[Task data]
===============

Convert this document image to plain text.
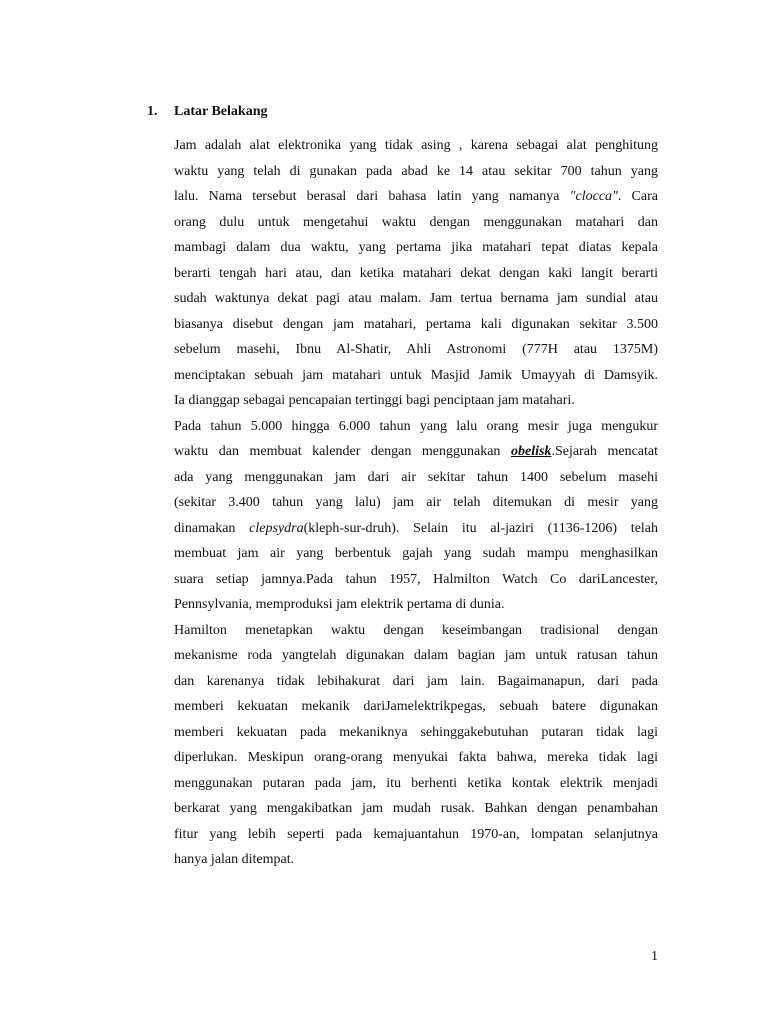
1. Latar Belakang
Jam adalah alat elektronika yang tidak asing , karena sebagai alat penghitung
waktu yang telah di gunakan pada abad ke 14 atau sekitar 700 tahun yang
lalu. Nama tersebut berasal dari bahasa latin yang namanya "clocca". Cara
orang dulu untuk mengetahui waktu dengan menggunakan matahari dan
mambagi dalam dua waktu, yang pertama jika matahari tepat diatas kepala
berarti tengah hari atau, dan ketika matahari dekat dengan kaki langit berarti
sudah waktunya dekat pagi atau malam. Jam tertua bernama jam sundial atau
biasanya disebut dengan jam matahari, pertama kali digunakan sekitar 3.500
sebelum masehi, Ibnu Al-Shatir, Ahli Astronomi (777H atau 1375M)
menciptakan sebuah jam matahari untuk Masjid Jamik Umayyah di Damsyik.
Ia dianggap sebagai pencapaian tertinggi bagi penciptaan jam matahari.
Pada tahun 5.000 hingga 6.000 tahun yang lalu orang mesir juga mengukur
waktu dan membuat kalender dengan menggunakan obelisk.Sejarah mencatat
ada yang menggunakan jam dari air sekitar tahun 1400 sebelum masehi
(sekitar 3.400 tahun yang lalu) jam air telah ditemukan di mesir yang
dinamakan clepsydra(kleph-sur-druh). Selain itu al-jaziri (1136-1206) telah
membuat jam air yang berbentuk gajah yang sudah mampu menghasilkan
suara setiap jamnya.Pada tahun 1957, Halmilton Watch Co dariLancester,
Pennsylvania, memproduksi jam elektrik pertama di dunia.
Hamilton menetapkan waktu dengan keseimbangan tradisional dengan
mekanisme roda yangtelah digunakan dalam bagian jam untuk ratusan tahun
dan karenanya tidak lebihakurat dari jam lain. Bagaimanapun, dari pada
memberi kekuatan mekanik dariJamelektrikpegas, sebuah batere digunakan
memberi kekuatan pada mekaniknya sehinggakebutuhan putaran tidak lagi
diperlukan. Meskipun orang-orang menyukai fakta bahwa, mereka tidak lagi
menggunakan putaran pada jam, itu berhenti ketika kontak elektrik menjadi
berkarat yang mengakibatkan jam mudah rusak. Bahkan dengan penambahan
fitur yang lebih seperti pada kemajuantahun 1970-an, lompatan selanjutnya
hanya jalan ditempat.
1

===============

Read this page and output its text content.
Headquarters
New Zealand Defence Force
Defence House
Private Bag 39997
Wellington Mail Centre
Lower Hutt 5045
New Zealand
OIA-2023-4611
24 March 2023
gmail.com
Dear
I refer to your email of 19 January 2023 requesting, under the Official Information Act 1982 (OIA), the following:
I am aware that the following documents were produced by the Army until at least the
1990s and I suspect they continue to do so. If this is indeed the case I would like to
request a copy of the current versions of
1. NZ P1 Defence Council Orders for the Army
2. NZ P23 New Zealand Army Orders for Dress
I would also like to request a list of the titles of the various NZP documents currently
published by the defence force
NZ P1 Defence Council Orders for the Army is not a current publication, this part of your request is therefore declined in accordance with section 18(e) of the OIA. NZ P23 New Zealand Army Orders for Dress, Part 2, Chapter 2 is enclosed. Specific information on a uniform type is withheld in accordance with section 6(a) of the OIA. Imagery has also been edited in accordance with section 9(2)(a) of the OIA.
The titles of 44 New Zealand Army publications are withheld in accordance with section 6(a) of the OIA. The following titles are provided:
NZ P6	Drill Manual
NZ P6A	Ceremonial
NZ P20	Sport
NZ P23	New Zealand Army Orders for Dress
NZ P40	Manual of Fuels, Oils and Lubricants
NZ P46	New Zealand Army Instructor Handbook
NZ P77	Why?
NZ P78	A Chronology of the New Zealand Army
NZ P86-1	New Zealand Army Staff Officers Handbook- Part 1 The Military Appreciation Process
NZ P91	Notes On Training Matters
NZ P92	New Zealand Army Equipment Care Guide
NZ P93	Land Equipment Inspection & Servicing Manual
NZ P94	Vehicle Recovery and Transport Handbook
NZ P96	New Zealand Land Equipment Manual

===============

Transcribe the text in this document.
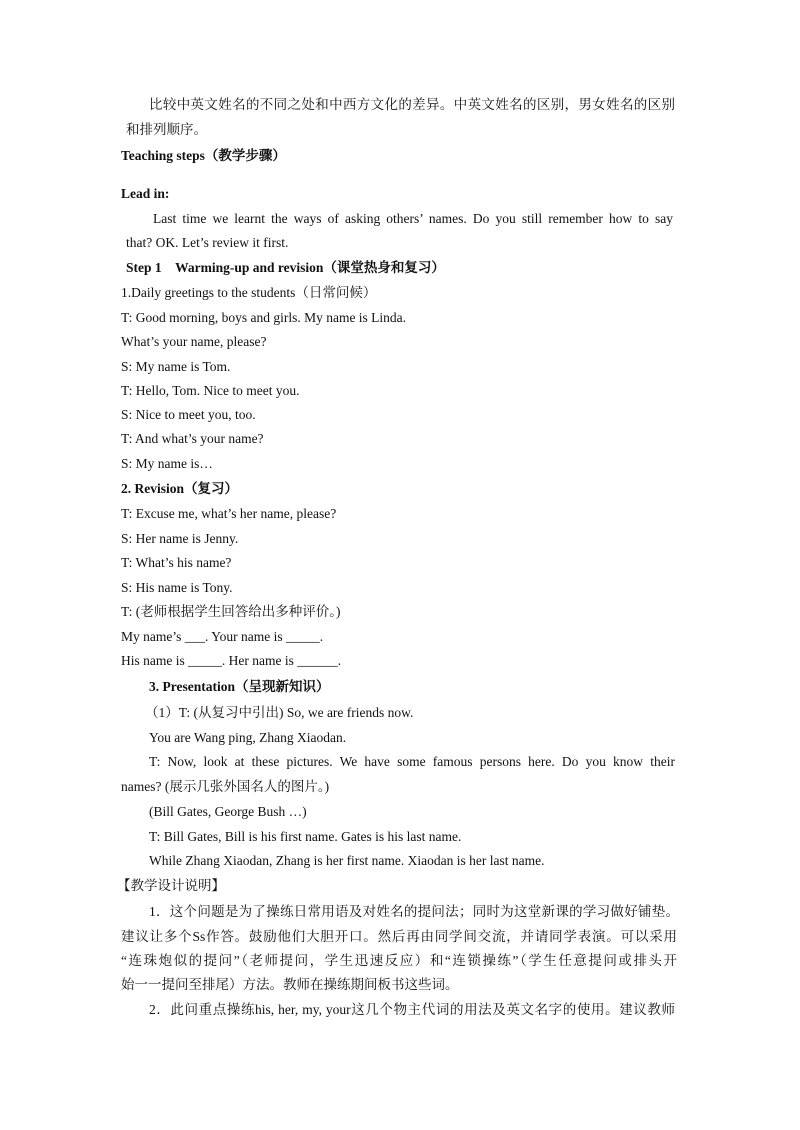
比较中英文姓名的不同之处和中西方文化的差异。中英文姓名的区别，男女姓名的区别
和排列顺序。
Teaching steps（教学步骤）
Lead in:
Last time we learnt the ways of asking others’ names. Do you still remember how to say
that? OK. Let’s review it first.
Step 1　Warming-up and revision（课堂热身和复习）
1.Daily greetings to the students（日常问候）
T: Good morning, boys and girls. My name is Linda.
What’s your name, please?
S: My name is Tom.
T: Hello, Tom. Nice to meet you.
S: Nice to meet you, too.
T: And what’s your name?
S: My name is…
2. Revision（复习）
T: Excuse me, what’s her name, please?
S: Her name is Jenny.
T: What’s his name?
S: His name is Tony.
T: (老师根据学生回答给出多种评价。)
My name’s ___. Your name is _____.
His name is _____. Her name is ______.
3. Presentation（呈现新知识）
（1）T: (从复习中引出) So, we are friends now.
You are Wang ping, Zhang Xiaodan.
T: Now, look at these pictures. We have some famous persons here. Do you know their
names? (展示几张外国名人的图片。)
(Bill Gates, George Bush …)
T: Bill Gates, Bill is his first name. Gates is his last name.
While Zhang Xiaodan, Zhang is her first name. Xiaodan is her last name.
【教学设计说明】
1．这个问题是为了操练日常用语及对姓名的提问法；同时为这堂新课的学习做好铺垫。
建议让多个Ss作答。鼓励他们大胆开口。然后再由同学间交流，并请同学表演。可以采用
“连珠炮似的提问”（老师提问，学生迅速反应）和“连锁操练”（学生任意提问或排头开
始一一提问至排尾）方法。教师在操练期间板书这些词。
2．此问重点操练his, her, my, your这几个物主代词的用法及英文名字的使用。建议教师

===============

[Required work]
Report the number of lines that contain "kekuatan", with no other words.

[Result]
2